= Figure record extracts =

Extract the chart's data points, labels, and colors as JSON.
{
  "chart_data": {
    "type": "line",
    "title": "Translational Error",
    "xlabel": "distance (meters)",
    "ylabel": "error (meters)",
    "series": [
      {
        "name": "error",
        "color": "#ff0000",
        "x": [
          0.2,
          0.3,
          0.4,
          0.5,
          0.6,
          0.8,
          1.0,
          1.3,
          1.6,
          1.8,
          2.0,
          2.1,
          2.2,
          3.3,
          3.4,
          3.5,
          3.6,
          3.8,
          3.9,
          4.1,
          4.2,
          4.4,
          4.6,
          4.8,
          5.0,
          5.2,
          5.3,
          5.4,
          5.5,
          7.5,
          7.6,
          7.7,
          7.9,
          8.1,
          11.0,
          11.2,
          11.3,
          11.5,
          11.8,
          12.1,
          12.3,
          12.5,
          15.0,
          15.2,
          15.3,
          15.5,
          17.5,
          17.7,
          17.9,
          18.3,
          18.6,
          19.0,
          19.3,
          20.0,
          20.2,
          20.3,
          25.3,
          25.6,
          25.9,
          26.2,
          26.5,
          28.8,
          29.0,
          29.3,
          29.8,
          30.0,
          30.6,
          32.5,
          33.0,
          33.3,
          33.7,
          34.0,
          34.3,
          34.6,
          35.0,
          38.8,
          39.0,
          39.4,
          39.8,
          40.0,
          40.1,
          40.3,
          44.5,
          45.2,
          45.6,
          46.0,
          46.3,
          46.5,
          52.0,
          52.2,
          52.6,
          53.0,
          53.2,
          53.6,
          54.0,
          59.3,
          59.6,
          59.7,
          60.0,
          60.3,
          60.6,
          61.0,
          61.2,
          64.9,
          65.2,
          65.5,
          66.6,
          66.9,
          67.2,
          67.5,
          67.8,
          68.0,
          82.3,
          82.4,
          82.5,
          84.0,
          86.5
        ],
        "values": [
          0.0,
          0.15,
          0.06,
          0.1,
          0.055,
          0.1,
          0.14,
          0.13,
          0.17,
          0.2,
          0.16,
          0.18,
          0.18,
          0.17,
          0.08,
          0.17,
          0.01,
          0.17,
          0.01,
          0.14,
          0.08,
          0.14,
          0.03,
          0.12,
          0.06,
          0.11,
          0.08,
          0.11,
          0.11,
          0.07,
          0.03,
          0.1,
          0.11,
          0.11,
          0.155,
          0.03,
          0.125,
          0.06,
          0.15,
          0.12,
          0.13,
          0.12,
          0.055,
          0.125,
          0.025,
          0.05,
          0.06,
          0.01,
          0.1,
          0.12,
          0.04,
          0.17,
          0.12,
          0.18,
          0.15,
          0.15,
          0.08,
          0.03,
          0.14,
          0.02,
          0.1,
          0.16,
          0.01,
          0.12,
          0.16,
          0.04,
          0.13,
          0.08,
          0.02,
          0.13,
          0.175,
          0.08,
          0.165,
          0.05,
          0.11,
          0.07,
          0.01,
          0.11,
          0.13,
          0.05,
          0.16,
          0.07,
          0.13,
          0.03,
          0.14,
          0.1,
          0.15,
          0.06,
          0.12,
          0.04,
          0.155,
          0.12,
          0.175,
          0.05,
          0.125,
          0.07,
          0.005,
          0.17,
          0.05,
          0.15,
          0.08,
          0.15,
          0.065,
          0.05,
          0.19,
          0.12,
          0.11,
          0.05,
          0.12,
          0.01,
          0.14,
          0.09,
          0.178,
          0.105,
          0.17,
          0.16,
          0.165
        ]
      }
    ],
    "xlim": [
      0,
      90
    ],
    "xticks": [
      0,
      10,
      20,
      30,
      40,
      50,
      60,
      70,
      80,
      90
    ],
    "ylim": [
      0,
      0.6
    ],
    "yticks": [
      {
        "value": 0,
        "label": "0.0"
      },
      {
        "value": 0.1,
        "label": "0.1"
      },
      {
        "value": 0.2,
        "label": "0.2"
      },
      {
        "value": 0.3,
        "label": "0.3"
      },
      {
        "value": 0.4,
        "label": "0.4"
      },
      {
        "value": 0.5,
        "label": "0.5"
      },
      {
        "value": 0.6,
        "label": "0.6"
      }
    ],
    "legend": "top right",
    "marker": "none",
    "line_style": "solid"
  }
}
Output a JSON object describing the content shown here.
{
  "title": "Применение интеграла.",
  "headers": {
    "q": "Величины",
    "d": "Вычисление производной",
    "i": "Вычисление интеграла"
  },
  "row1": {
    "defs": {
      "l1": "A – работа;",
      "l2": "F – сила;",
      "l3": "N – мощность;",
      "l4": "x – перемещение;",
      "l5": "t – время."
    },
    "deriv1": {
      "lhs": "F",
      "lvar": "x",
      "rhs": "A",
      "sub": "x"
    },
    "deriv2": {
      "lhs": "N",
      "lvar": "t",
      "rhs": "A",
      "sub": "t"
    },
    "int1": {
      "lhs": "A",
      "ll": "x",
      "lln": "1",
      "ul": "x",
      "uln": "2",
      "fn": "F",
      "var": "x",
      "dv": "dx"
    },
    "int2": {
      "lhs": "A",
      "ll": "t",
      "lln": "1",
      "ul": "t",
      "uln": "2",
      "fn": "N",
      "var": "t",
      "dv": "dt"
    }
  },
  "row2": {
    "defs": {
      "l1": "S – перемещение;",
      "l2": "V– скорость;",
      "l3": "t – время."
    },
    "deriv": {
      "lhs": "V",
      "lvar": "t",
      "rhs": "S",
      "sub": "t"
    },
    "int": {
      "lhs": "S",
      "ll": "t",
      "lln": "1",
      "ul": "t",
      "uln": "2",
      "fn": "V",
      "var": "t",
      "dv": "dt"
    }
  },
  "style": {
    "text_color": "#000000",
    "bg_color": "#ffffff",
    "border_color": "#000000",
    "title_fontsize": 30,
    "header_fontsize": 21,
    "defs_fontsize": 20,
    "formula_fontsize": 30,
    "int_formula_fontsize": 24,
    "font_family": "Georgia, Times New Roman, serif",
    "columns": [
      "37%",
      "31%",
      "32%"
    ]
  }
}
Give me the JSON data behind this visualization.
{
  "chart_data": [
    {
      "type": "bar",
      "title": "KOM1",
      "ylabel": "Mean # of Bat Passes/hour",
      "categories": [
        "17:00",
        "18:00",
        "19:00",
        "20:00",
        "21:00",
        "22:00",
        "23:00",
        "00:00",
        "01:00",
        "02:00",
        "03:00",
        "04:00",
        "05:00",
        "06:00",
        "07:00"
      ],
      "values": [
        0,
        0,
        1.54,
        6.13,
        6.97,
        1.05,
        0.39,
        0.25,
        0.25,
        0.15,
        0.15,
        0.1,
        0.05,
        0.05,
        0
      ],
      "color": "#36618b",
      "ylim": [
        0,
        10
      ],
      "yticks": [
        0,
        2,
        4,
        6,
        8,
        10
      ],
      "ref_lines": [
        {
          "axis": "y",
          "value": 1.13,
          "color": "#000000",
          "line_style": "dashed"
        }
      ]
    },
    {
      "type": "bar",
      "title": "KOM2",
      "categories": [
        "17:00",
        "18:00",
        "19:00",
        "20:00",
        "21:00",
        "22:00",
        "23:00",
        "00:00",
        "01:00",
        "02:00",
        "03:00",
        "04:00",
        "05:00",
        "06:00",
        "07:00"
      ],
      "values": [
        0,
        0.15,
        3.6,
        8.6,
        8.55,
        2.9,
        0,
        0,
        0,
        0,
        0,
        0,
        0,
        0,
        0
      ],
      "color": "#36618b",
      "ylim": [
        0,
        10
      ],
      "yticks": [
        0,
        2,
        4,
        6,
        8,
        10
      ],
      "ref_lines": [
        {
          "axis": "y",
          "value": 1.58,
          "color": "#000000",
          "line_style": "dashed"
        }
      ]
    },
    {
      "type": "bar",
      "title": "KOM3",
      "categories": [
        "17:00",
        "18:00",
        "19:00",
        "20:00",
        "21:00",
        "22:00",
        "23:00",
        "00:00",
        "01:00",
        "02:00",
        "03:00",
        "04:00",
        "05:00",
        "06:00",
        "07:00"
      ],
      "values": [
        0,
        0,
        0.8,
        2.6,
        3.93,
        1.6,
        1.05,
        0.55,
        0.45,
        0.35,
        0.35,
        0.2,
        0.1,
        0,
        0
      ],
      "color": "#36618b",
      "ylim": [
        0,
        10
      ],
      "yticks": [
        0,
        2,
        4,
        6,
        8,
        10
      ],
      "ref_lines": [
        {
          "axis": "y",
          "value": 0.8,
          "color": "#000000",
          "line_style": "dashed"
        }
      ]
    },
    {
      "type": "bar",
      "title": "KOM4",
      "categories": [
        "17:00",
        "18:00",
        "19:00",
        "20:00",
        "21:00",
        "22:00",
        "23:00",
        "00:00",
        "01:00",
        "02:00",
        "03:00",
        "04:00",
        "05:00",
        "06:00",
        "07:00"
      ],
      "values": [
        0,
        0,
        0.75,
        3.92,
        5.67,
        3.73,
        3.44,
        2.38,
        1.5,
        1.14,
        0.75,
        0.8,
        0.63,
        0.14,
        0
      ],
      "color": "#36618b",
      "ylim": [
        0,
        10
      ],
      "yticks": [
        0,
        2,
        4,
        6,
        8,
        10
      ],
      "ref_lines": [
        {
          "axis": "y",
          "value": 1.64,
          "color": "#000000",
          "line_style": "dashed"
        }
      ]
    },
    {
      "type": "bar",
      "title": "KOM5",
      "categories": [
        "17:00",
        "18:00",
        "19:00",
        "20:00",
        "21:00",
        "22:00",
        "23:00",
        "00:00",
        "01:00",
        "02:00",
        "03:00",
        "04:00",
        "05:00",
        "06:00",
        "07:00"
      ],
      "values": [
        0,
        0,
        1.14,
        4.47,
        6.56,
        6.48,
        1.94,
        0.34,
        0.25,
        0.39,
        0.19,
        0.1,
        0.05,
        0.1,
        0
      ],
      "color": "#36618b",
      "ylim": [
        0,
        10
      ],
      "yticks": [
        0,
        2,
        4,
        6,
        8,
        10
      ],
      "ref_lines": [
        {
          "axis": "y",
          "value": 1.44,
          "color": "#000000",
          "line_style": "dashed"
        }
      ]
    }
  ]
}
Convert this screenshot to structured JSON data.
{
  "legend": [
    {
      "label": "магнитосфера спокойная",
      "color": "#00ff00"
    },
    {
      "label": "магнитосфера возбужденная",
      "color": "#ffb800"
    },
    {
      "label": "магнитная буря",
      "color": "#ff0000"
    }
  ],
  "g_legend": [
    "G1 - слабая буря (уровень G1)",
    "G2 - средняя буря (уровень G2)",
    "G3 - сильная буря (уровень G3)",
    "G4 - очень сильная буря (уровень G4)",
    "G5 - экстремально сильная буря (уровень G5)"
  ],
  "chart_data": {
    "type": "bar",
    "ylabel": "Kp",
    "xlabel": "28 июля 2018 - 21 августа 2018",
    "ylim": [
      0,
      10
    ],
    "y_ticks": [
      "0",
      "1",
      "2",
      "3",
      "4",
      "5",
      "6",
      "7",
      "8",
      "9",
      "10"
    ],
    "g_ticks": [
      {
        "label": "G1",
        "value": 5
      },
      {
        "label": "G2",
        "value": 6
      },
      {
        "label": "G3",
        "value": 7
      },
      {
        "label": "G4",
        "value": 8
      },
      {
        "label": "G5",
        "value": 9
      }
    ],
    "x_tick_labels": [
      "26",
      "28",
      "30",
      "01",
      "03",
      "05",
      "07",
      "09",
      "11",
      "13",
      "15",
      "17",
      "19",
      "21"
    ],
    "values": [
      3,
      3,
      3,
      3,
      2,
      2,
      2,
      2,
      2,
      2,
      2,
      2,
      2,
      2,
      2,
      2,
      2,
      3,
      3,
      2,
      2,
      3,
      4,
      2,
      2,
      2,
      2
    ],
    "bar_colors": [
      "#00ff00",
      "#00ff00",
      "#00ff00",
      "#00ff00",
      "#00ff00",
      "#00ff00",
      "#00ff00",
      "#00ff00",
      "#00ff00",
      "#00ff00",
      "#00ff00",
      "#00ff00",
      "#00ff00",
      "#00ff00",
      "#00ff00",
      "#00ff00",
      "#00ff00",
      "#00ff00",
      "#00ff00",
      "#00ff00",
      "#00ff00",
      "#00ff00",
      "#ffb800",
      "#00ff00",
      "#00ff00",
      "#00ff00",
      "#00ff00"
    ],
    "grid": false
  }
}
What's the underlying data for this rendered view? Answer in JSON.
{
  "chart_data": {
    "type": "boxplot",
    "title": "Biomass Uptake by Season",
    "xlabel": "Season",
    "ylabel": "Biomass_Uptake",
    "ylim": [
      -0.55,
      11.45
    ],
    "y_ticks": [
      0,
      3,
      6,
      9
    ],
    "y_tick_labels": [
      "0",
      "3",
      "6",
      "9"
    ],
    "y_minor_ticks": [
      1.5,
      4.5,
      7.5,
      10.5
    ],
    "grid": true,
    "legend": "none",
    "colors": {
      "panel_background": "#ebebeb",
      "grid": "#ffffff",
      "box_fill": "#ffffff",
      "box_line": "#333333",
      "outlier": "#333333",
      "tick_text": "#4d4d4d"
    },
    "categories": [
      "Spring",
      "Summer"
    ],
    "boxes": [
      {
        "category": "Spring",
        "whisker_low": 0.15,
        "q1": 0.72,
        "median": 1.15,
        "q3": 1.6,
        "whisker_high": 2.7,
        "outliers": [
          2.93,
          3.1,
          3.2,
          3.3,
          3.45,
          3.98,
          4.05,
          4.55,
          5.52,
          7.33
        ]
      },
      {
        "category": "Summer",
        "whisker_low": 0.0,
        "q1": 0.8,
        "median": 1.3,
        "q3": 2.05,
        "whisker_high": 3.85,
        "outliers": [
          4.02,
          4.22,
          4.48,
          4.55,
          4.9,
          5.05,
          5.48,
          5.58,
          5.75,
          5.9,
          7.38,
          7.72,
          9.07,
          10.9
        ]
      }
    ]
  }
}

= Direction =
Find the line containing "What's the underlying". Reproduce it exactly, along with every line after it through the last.

= Written response =
What's the underlying data for this rendered view? Answer in JSON.
{
  "chart_data": {
    "type": "boxplot",
    "title": "Biomass Uptake by Season",
    "xlabel": "Season",
    "ylabel": "Biomass_Uptake",
    "ylim": [
      -0.55,
      11.45
    ],
    "y_ticks": [
      0,
      3,
      6,
      9
    ],
    "y_tick_labels": [
      "0",
      "3",
      "6",
      "9"
    ],
    "y_minor_ticks": [
      1.5,
      4.5,
      7.5,
      10.5
    ],
    "grid": true,
    "legend": "none",
    "colors": {
      "panel_background": "#ebebeb",
      "grid": "#ffffff",
      "box_fill": "#ffffff",
      "box_line": "#333333",
      "outlier": "#333333",
      "tick_text": "#4d4d4d"
    },
    "categories": [
      "Spring",
      "Summer"
    ],
    "boxes": [
      {
        "category": "Spring",
        "whisker_low": 0.15,
        "q1": 0.72,
        "median": 1.15,
        "q3": 1.6,
        "whisker_high": 2.7,
        "outliers": [
          2.93,
          3.1,
          3.2,
          3.3,
          3.45,
          3.98,
          4.05,
          4.55,
          5.52,
          7.33
        ]
      },
      {
        "category": "Summer",
        "whisker_low": 0.0,
        "q1": 0.8,
        "median": 1.3,
        "q3": 2.05,
        "whisker_high": 3.85,
        "outliers": [
          4.02,
          4.22,
          4.48,
          4.55,
          4.9,
          5.05,
          5.48,
          5.58,
          5.75,
          5.9,
          7.38,
          7.72,
          9.07,
          10.9
        ]
      }
    ]
  }
}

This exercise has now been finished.